Some items
((
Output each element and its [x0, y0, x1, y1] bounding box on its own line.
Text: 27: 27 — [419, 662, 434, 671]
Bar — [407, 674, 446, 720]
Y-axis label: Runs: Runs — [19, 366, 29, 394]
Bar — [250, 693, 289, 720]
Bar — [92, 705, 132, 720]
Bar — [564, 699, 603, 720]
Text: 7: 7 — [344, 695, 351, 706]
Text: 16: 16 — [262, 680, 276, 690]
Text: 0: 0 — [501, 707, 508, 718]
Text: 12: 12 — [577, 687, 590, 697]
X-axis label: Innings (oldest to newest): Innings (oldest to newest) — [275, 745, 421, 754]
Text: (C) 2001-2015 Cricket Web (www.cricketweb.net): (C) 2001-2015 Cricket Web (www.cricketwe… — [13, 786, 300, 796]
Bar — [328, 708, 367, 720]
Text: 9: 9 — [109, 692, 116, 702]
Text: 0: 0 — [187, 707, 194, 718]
))
Repeat the items above word for word, line for line.

### ANSWER TO THE EXERCISE:
Output each element and its [x0, y0, x1, y1] bounding box on its own line.
Text: 27: 27 — [419, 662, 434, 671]
Bar — [407, 674, 446, 720]
Y-axis label: Runs: Runs — [19, 366, 29, 394]
Bar — [250, 693, 289, 720]
Bar — [92, 705, 132, 720]
Bar — [564, 699, 603, 720]
Text: 7: 7 — [344, 695, 351, 706]
Text: 16: 16 — [262, 680, 276, 690]
Text: 0: 0 — [501, 707, 508, 718]
Text: 12: 12 — [577, 687, 590, 697]
X-axis label: Innings (oldest to newest): Innings (oldest to newest) — [275, 745, 421, 754]
Text: (C) 2001-2015 Cricket Web (www.cricketweb.net): (C) 2001-2015 Cricket Web (www.cricketwe… — [13, 786, 300, 796]
Bar — [328, 708, 367, 720]
Text: 9: 9 — [109, 692, 116, 702]
Text: 0: 0 — [187, 707, 194, 718]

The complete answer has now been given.